[EXERCISE PROMPT]
Check every line of the entries for "требования", and copy the lines that hold it.

[SUPPLIED RECORDS]
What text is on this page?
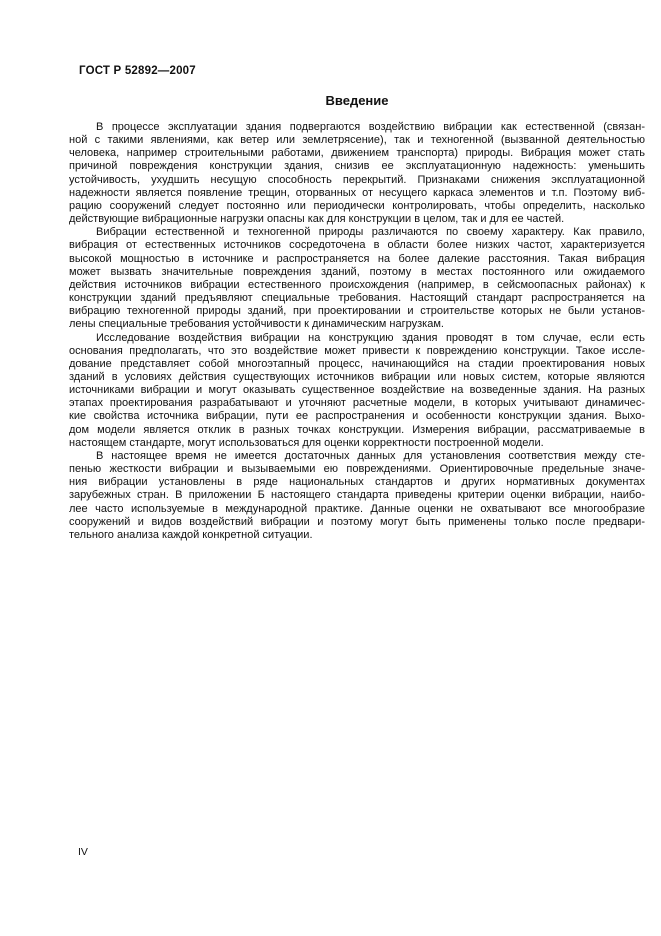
ГОСТ Р 52892—2007
Введение
В процессе эксплуатации здания подвергаются воздействию вибрации как естественной (связан-
ной с такими явлениями, как ветер или землетрясение), так и техногенной (вызванной деятельностью
человека, например строительными работами, движением транспорта) природы. Вибрация может стать
причиной повреждения конструкции здания, снизив ее эксплуатационную надежность: уменьшить
устойчивость, ухудшить несущую способность перекрытий. Признаками снижения эксплуатационной
надежности является появление трещин, оторванных от несущего каркаса элементов и т.п. Поэтому виб-
рацию сооружений следует постоянно или периодически контролировать, чтобы определить, насколько
действующие вибрационные нагрузки опасны как для конструкции в целом, так и для ее частей.
Вибрации естественной и техногенной природы различаются по своему характеру. Как правило,
вибрация от естественных источников сосредоточена в области более низких частот, характеризуется
высокой мощностью в источнике и распространяется на более далекие расстояния. Такая вибрация
может вызвать значительные повреждения зданий, поэтому в местах постоянного или ожидаемого
действия источников вибрации естественного происхождения (например, в сейсмоопасных районах) к
конструкции зданий предъявляют специальные требования. Настоящий стандарт распространяется на
вибрацию техногенной природы зданий, при проектировании и строительстве которых не были установ-
лены специальные требования устойчивости к динамическим нагрузкам.
Исследование воздействия вибрации на конструкцию здания проводят в том случае, если есть
основания предполагать, что это воздействие может привести к повреждению конструкции. Такое иссле-
дование представляет собой многоэтапный процесс, начинающийся на стадии проектирования новых
зданий в условиях действия существующих источников вибрации или новых систем, которые являются
источниками вибрации и могут оказывать существенное воздействие на возведенные здания. На разных
этапах проектирования разрабатывают и уточняют расчетные модели, в которых учитывают динамичес-
кие свойства источника вибрации, пути ее распространения и особенности конструкции здания. Выхо-
дом модели является отклик в разных точках конструкции. Измерения вибрации, рассматриваемые в
настоящем стандарте, могут использоваться для оценки корректности построенной модели.
В настоящее время не имеется достаточных данных для установления соответствия между сте-
пенью жесткости вибрации и вызываемыми ею повреждениями. Ориентировочные предельные значе-
ния вибрации установлены в ряде национальных стандартов и других нормативных документах
зарубежных стран. В приложении Б настоящего стандарта приведены критерии оценки вибрации, наибо-
лее часто используемые в международной практике. Данные оценки не охватывают все многообразие
сооружений и видов воздействий вибрации и поэтому могут быть применены только после предвари-
тельного анализа каждой конкретной ситуации.
IV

[COMPLETE RESPONSE]
конструкции зданий предъявляют специальные требования. Настоящий стандарт распространяется на
лены специальные требования устойчивости к динамическим нагрузкам.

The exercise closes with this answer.